* Tasks to carry out *
#1 From the passage on UK social science blogging, pull out everything from "My sense of" down to "researchers and academics)", word for word.
#2 In the passage on UK social science blogging, which kind of editorship does the writer say often leads to a sterile product?

We also discussed the possibility of longer term collaborations. Would social science blogging in the UK benefit from something like The Society Pages and, if so, how do we go about setting it up? I cautioned against overestimating the possible benefits of the umbrella identity TSP provides but I really have no idea. We discussed whether we should talk to the editors of the site in order to learn more about their experiences. I can certainly see the value in pursuing something like this and, as with the aggregators, it has the virtue of facilitating collaboration while retaining the individual identities of the participating sites – for both principled and practical reasons, I don’t want to collaborate in a way that dilutes the identity of the Sociological Imagination. Plus, even if I did, I’d have to ask the Idle Ethnographer and I suspect she feels even more strongly about this than I do. This discussion segued quite naturally into a broader question of how to fund academic blogging in the UK – framed in these terms, my initial ambivalence about pursuing funding melted away because I’d like nothing more than to find a way to fund blogging as an activity. My experiences at the LSE suggest this might be harder than it seems but we discussed this in terms of winning money to buy out people’s time to participate in these activities. I’ve always been an enthusiast for the LSE model of research-led editorship (as opposed to the journalist-led editorship of the Conversation, which I think leads to an often sterile product in spite of the faultless copy) so I’d like it if this possibility, as a distinctive occupational role in itself, doesn’t slip out of the conversation but it’s difficult for all sorts of reasons. I think it would also be beneficial to find ways of employing PhD students on a part-time basis, either for ad hoc assignments or work on an ongoing basis, given the retrenchment of funding and the congruence between the demands of a PhD and paid work of this sort. My one worry here is that the pursuit of funding undermines what I would see as the more valuable outcome of establishing blog editorship on an equivalent footing with journal editorship – given the latter does not, as far as I’m aware, factor into workload allocations anywhere, advocating that time for blog editing should be bought out risks preventing an equivalence between these two roles which I suspect would otherwise be likely to emerge organically over time.

My sense of the key issues facing the UK social science blogosphere:  

  • How to share experiences, allow practical advice to circulate and facilitate the establishment of best practice
  • Finding qualitative metrics to supplement the quantitative metrics provided by blogging platforms
  • Making it easier for new bloggers to build audiences and promote their writing
  • Experimenting with aggregation projects to help consolidate the blogosphere and share traffic
  • Finding ways to fund social science blogging (for students, doctoral researchers and academics)

* Record excerpts *
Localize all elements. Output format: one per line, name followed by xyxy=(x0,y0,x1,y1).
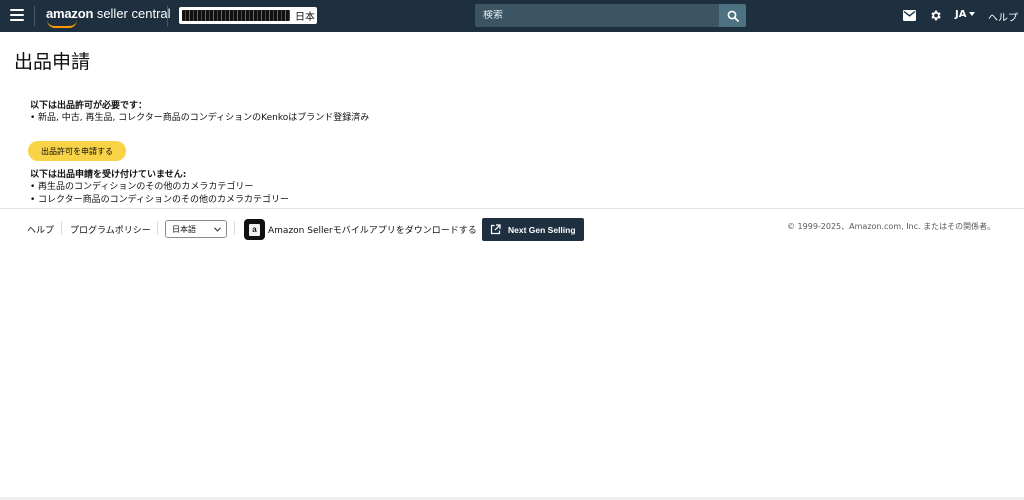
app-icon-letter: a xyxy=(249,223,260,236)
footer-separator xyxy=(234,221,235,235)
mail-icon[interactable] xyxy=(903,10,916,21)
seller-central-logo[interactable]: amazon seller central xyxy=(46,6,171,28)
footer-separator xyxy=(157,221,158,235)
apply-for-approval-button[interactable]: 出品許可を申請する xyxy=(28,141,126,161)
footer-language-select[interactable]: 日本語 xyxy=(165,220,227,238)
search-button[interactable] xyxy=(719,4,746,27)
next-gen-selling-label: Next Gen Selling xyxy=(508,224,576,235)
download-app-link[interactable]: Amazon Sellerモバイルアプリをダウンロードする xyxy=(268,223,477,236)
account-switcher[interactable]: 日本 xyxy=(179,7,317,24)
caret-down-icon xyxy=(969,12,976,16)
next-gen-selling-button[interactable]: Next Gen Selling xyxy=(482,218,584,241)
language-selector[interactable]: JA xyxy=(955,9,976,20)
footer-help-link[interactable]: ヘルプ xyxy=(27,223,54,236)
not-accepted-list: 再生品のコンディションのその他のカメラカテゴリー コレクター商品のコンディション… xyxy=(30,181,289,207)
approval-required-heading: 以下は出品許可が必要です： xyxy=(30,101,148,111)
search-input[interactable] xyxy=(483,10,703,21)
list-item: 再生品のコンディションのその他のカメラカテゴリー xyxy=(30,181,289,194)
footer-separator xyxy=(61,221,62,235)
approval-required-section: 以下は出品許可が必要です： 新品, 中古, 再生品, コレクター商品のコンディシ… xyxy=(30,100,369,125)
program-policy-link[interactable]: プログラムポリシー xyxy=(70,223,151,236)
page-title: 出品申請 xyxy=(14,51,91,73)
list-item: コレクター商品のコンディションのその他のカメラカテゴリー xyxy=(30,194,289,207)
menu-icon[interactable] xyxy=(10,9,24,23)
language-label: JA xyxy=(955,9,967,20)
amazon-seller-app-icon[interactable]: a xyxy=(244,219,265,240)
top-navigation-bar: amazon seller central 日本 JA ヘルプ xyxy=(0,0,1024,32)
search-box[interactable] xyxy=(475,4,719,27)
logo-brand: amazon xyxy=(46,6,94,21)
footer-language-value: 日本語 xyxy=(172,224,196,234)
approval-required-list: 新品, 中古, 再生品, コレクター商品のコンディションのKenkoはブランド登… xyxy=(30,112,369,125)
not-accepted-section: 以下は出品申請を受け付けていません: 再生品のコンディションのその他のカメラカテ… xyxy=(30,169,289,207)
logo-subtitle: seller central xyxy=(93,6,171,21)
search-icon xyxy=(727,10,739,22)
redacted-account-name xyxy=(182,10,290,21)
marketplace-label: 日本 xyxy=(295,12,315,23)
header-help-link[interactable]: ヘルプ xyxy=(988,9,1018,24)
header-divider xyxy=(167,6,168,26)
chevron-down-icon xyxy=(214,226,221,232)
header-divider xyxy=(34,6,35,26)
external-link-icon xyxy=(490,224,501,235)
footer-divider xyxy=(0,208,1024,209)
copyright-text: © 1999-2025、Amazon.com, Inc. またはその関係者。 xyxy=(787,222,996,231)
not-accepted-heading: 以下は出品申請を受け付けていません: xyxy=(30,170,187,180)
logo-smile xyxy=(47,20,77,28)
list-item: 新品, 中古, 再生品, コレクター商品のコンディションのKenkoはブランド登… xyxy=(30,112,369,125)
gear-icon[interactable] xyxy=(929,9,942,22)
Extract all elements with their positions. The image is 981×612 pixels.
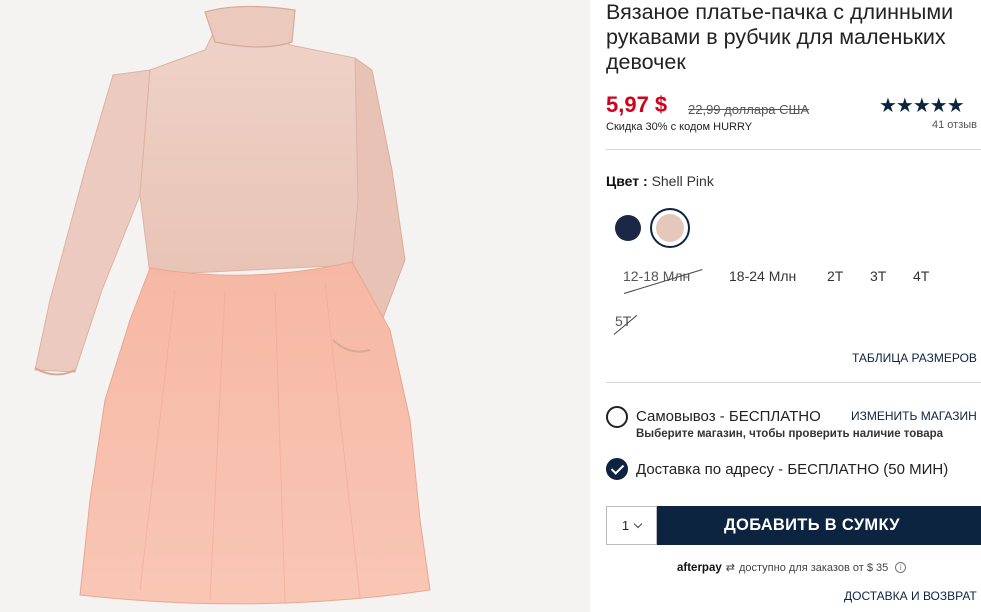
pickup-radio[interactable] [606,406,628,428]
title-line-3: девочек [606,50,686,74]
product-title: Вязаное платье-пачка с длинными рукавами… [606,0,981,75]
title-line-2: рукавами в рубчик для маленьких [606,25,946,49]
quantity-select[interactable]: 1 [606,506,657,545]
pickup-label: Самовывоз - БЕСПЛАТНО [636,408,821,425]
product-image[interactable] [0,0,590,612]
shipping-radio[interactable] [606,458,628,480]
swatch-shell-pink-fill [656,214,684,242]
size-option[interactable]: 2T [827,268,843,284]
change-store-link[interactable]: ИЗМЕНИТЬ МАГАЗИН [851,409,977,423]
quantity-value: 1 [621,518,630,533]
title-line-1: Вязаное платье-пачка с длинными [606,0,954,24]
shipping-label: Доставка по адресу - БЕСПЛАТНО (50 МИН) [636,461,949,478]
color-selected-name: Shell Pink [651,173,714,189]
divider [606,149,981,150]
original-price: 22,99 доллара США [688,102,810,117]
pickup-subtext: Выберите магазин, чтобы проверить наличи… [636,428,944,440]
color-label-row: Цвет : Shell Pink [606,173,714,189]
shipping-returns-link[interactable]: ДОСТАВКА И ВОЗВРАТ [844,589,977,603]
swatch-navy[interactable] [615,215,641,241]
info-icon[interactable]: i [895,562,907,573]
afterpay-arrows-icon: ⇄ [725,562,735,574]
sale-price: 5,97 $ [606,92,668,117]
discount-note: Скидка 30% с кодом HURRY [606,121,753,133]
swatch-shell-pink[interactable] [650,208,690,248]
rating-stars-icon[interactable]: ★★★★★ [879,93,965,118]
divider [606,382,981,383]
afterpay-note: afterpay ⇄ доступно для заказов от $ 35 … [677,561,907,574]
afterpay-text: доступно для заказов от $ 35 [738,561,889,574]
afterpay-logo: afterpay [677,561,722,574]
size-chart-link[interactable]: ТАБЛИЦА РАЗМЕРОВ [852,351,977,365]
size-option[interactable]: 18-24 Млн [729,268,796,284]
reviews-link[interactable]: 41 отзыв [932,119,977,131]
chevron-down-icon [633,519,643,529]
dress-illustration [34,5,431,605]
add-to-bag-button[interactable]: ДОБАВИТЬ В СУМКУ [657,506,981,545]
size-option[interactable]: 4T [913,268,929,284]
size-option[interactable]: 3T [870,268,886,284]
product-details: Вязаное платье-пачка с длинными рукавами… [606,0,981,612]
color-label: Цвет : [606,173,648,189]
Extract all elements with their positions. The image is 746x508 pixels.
--
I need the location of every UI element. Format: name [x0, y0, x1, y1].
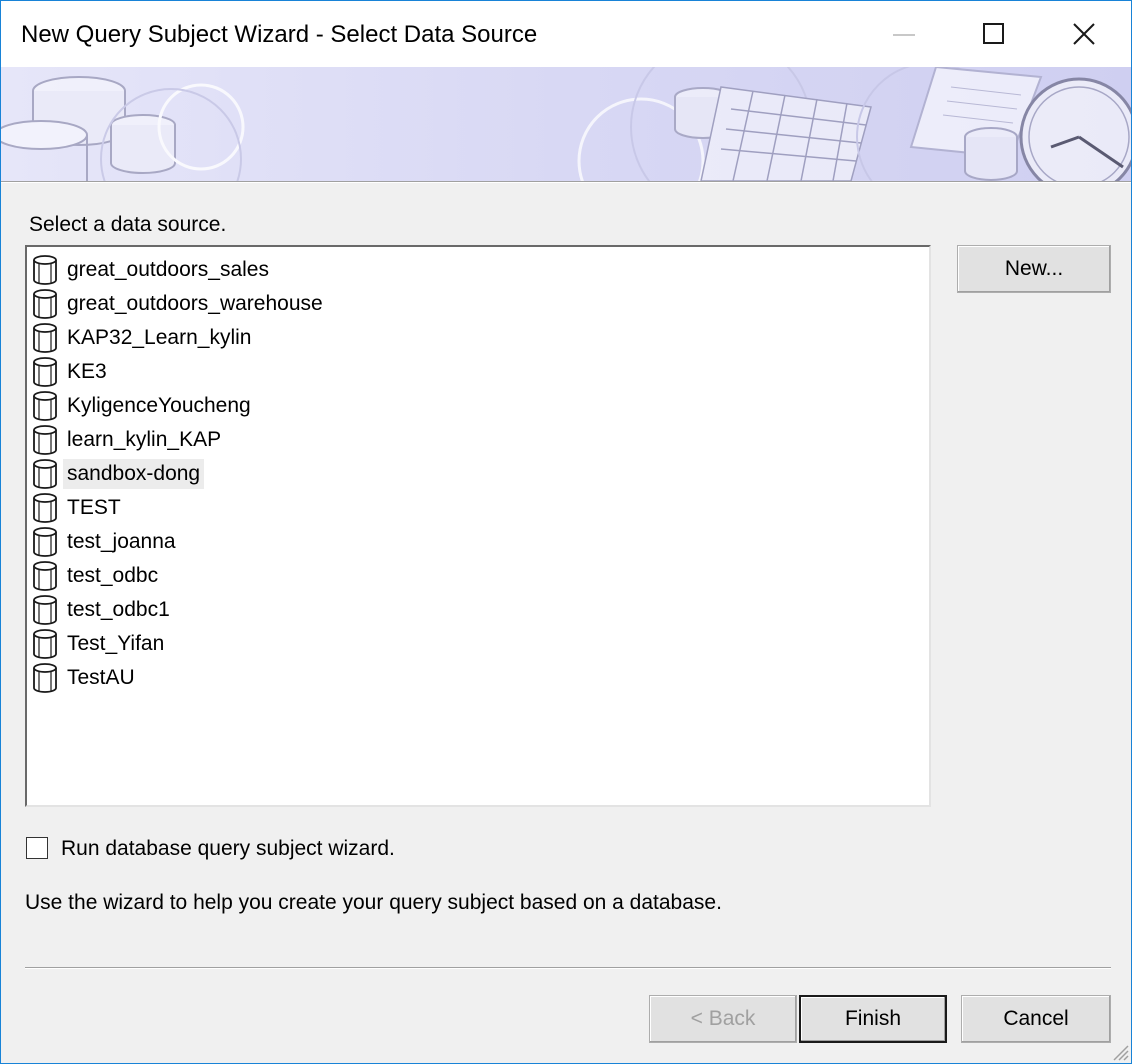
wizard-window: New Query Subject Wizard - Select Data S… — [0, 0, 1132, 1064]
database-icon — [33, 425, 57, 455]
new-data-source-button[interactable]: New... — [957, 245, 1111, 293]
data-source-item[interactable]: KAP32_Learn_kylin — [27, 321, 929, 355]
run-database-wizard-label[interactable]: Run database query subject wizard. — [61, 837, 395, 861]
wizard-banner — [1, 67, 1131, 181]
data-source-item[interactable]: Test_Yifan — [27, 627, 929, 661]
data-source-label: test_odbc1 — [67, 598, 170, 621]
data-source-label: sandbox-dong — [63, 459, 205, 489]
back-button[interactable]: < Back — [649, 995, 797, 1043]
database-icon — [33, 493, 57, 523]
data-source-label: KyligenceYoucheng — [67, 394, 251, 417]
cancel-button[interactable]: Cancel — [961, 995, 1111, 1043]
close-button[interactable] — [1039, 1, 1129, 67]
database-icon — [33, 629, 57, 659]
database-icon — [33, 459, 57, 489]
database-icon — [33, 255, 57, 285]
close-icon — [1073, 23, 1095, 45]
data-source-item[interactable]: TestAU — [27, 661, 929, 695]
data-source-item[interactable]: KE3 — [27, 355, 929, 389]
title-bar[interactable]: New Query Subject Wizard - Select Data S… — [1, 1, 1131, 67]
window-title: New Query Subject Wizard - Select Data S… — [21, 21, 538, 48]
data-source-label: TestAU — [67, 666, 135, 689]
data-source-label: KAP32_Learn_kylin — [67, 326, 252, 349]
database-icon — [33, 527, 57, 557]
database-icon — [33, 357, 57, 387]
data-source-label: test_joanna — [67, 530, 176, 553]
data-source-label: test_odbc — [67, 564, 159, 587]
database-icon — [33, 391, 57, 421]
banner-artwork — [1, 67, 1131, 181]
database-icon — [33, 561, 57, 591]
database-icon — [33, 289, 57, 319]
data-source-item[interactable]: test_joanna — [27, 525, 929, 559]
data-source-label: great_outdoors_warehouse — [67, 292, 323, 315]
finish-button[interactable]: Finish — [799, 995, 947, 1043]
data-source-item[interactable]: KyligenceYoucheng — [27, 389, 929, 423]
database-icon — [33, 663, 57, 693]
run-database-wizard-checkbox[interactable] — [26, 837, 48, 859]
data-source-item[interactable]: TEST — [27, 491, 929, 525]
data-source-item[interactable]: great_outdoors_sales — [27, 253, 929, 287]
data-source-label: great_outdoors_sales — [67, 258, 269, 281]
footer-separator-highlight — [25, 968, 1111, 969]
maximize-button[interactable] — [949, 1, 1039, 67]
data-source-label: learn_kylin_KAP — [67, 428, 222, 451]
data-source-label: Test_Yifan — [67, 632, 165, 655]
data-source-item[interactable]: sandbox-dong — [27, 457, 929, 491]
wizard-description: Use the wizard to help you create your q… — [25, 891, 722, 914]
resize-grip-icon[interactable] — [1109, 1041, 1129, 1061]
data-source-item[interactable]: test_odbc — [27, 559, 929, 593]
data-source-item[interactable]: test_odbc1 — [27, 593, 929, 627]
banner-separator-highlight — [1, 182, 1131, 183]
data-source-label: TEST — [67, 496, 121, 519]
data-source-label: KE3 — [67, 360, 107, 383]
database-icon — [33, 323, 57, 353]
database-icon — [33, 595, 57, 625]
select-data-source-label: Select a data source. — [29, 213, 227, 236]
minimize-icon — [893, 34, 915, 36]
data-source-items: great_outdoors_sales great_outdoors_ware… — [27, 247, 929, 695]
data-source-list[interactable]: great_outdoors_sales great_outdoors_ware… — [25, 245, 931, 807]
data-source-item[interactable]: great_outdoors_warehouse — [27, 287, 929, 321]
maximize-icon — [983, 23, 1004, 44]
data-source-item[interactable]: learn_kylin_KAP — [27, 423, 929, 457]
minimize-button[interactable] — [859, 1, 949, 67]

* Written answers *
#1
My sense of the key issues facing the UK social science blogosphere:  

  • How to share experiences, allow practical advice to circulate and facilitate the establishment of best practice
  • Finding qualitative metrics to supplement the quantitative metrics provided by blogging platforms
  • Making it easier for new bloggers to build audiences and promote their writing
  • Experimenting with aggregation projects to help consolidate the blogosphere and share traffic
  • Finding ways to fund social science blogging (for students, doctoral researchers and academics)

#2 The journalist-led editorship of the Conversation.